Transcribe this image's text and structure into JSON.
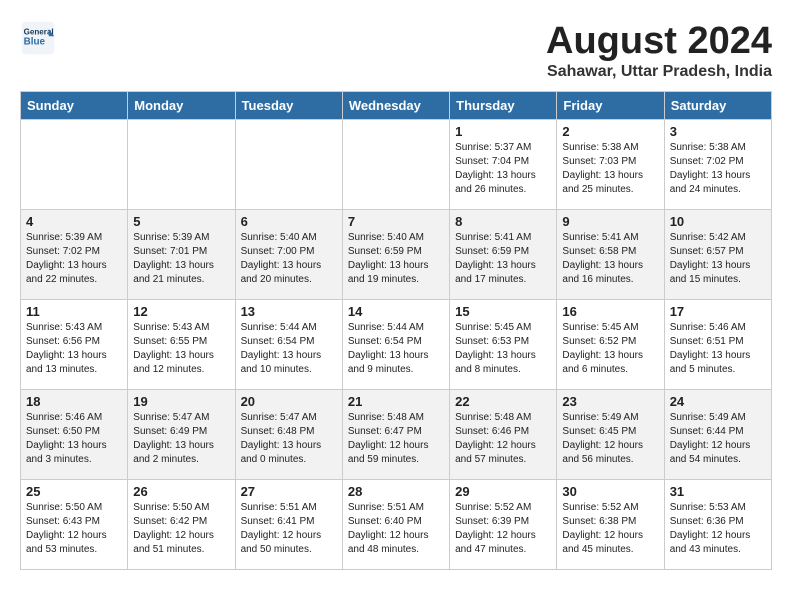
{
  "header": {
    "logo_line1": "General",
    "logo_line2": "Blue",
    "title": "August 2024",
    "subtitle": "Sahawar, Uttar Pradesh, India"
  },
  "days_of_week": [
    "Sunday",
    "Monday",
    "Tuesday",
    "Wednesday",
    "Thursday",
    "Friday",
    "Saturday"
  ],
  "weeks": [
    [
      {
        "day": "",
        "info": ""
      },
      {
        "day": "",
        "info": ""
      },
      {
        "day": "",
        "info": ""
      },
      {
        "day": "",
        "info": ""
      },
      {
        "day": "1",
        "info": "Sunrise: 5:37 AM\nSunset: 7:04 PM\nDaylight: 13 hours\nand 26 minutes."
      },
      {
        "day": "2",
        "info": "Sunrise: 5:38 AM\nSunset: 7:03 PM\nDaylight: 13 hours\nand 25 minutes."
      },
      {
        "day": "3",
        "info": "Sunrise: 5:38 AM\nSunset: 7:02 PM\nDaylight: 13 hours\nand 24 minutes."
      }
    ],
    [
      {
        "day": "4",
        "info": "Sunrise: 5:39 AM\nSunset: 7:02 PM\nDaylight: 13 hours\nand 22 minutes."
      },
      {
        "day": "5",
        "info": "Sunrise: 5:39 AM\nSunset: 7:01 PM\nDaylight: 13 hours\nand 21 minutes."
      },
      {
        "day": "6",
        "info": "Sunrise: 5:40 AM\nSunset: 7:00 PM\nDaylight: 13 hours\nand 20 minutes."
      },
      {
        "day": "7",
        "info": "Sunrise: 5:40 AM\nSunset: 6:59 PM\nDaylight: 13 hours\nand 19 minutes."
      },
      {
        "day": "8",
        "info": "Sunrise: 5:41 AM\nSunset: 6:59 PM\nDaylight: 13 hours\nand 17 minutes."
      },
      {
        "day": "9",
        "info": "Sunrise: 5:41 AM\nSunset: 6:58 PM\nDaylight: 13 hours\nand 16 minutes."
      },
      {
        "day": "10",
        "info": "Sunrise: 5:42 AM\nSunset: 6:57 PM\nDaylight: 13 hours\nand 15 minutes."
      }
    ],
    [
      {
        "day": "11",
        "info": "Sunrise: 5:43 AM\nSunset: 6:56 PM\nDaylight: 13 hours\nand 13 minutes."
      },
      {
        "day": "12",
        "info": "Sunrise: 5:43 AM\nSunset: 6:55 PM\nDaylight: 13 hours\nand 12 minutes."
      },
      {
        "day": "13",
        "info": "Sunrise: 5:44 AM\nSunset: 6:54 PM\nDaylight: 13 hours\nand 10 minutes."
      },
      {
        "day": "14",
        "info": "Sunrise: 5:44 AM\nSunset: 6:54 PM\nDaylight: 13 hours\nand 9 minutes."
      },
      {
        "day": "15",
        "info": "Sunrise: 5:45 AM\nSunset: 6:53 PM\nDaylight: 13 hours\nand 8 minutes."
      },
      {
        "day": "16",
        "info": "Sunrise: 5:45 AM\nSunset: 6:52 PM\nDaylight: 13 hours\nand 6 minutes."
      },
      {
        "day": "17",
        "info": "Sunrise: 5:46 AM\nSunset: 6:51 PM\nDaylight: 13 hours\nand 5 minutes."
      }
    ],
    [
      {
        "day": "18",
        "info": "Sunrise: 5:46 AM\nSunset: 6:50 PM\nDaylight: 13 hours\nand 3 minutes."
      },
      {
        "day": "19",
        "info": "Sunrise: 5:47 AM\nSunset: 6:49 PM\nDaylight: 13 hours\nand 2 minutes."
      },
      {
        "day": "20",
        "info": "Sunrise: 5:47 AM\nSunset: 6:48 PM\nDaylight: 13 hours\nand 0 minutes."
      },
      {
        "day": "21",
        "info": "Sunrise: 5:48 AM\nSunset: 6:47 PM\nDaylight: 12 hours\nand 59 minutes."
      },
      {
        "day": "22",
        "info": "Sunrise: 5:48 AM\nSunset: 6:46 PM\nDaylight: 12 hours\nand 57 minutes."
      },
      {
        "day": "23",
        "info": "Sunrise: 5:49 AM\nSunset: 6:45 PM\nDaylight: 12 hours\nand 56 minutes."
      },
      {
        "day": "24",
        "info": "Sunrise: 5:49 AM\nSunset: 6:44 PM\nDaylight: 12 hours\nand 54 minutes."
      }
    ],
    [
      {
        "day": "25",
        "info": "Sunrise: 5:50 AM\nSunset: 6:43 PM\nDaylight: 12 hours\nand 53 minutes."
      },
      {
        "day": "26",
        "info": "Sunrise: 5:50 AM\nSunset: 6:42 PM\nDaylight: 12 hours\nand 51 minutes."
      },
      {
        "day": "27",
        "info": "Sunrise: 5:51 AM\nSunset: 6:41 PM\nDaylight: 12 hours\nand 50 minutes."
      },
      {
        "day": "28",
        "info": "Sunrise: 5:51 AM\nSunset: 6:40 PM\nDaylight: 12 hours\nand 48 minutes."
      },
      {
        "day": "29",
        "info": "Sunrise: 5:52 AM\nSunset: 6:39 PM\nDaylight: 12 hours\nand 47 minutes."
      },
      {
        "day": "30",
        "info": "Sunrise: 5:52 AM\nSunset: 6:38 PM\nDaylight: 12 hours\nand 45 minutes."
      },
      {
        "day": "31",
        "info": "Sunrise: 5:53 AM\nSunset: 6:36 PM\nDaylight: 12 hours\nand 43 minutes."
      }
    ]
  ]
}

━━━━━━━━━━

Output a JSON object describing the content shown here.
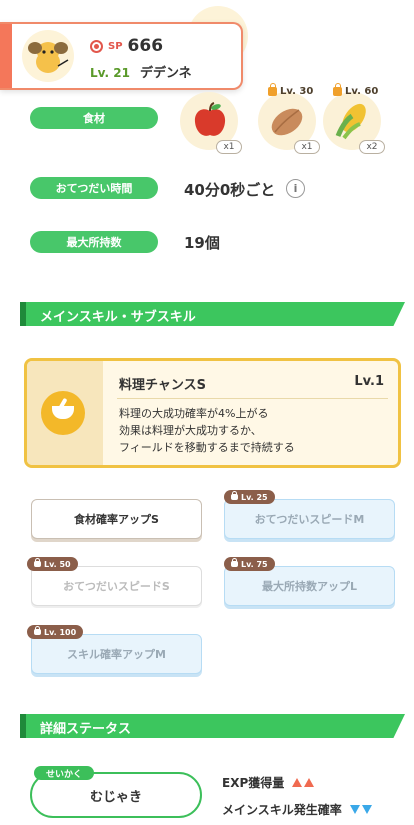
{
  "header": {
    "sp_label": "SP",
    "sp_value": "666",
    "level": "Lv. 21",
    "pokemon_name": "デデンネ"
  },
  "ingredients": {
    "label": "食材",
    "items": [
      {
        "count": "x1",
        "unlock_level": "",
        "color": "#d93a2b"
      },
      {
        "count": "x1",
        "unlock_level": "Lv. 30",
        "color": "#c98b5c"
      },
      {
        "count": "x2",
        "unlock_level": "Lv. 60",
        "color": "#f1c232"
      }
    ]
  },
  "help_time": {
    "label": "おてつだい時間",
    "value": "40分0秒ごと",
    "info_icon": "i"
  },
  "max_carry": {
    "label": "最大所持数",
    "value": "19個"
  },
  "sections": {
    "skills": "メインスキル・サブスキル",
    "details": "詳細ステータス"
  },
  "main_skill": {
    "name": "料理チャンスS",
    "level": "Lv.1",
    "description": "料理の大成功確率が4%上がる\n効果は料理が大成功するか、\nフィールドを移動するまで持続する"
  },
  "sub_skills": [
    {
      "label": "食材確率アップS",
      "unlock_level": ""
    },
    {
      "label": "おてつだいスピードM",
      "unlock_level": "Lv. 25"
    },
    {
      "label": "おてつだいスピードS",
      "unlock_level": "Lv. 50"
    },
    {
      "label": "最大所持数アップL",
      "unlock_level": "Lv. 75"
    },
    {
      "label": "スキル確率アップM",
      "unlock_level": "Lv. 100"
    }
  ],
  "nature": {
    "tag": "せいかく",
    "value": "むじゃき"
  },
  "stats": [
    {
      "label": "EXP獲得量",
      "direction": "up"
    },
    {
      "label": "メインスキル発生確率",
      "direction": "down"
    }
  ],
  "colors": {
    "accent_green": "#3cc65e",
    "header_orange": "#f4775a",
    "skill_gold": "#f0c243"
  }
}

━━━━━━━━━━

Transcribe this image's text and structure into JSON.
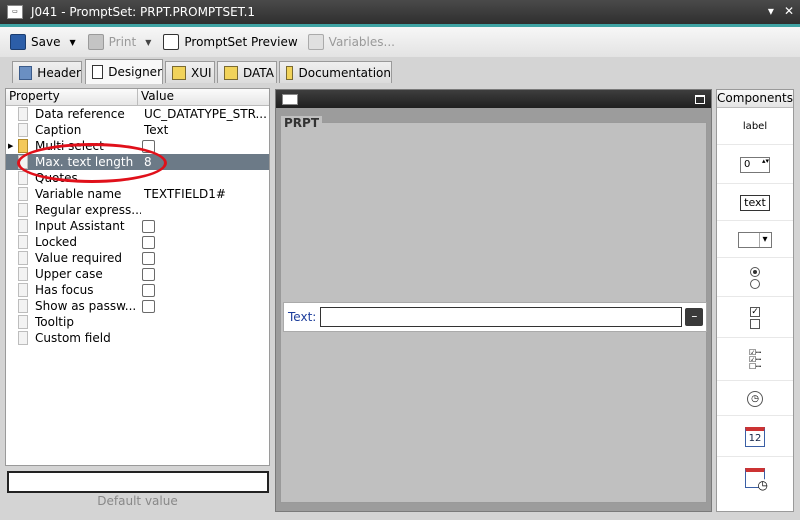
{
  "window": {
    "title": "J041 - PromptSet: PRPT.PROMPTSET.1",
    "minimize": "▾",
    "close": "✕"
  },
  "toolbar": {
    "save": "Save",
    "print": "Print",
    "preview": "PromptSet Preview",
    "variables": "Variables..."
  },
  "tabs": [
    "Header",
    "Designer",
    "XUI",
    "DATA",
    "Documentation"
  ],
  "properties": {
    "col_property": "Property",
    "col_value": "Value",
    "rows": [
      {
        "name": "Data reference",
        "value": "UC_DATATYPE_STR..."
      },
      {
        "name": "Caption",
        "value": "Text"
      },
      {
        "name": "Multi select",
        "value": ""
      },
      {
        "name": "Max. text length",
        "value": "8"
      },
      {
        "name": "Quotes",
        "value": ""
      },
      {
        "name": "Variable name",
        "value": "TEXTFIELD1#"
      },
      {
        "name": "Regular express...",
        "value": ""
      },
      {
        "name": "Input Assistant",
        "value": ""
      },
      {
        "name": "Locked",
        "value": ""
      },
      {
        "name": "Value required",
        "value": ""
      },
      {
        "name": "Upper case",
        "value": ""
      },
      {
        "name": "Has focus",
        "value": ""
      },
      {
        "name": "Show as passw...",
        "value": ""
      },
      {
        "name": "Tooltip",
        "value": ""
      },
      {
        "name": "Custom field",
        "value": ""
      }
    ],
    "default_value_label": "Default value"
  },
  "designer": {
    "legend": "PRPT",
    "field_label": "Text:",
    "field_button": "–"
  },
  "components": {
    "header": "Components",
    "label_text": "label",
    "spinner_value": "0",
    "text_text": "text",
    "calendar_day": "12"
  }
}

━━━━━━━━━━

### Task prompt
Collect every line with the string "PromptSet" from the records, and copy each.

### Reply to the exercise
    "title": "J041 - PromptSet: PRPT.PROMPTSET.1",
    "preview": "PromptSet Preview",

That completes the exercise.